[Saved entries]
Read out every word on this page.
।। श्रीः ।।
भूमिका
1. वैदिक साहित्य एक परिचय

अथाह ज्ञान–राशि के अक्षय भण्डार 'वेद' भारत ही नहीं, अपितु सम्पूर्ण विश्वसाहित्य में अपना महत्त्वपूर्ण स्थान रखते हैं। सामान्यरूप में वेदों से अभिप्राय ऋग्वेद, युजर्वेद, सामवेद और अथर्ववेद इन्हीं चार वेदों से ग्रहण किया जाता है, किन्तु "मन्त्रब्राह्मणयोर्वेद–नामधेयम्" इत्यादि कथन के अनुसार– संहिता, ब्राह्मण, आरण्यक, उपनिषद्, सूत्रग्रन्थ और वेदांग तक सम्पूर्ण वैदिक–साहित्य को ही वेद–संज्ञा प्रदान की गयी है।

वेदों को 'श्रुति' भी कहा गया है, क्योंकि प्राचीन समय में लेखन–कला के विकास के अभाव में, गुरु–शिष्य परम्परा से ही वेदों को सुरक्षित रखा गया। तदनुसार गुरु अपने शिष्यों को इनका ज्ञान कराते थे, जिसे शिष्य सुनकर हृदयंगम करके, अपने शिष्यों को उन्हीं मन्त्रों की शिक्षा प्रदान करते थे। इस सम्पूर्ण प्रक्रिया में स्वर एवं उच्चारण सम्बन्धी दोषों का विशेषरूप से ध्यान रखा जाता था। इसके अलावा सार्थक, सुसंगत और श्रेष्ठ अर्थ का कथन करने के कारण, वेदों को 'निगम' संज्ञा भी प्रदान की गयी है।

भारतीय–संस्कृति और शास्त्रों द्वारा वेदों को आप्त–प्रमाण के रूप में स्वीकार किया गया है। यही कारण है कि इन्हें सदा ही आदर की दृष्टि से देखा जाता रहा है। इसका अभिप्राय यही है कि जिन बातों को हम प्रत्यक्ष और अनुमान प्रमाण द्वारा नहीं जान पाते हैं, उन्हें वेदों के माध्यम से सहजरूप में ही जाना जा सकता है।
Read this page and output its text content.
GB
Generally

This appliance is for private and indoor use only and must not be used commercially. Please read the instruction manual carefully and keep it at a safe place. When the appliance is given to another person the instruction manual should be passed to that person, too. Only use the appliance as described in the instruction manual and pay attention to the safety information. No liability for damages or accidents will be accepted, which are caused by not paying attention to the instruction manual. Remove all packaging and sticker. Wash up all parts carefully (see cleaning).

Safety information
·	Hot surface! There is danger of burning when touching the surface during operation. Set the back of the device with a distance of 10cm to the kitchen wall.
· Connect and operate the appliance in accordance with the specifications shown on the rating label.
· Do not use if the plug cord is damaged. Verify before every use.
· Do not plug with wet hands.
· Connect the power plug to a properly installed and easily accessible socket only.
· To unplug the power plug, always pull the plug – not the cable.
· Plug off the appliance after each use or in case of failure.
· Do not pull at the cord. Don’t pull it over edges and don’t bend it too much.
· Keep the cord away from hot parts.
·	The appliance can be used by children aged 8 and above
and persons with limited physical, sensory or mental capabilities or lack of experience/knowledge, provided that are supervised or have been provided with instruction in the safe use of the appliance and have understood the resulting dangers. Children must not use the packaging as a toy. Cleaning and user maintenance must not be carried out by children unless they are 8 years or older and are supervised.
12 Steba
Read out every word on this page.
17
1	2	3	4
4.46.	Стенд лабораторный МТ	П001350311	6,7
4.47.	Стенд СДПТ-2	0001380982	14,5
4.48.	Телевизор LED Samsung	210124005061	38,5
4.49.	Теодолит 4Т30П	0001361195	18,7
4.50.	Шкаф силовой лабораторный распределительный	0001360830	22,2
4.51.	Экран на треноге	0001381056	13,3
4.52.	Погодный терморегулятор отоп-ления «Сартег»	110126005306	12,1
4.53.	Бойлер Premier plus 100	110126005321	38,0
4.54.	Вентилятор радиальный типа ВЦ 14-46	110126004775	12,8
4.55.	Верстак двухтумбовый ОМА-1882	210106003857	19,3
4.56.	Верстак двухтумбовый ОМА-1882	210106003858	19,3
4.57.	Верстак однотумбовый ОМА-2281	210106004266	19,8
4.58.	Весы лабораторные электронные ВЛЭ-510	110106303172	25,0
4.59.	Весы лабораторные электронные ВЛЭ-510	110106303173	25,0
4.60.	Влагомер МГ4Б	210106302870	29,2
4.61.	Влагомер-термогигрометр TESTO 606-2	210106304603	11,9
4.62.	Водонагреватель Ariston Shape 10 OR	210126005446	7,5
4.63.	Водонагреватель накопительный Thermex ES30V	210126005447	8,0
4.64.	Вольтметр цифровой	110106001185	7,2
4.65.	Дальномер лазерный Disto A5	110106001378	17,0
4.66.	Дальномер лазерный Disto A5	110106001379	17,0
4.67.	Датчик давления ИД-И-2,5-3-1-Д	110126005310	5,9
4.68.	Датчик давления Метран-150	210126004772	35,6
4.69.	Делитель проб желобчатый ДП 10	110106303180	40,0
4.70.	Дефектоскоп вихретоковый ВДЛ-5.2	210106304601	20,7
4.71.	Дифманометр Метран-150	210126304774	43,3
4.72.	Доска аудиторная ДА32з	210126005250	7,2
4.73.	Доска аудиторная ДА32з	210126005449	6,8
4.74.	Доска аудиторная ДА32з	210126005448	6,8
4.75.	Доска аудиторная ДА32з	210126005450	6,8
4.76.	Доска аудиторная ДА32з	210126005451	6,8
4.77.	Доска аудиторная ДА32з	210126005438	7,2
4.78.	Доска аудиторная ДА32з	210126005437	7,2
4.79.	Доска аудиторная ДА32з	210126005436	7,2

Description of the task:
Going through the entries above, report how many lines include the string "лазерный". The number alone is the answer.

Task output:
2